The request:
Can the data below be set down again exactly, line for line?
=-=-=-=-=
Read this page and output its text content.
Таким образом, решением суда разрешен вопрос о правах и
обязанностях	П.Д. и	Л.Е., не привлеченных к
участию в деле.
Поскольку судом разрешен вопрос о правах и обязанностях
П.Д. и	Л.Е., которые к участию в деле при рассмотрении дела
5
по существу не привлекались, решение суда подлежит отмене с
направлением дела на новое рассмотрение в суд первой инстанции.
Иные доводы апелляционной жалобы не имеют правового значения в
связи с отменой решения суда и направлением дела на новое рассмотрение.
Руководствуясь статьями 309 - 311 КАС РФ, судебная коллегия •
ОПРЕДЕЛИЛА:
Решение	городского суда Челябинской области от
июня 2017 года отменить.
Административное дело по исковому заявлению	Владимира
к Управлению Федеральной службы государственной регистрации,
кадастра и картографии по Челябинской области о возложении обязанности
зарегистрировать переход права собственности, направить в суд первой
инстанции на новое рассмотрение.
=-=-=-=-=
Correct response:
Read this page and output its text content.
Таким образом, решением суда разрешен вопрос о правах и
обязанностях	П.Д. и	Л.Е., не привлеченных к
участию в деле.
Поскольку судом разрешен вопрос о правах и обязанностях
П.Д. и	Л.Е., которые к участию в деле при рассмотрении дела
5
по существу не привлекались, решение суда подлежит отмене с
направлением дела на новое рассмотрение в суд первой инстанции.
Иные доводы апелляционной жалобы не имеют правового значения в
связи с отменой решения суда и направлением дела на новое рассмотрение.
Руководствуясь статьями 309 - 311 КАС РФ, судебная коллегия •
ОПРЕДЕЛИЛА:
Решение	городского суда Челябинской области от
июня 2017 года отменить.
Административное дело по исковому заявлению	Владимира
к Управлению Федеральной службы государственной регистрации,
кадастра и картографии по Челябинской области о возложении обязанности
зарегистрировать переход права собственности, направить в суд первой
инстанции на новое рассмотрение.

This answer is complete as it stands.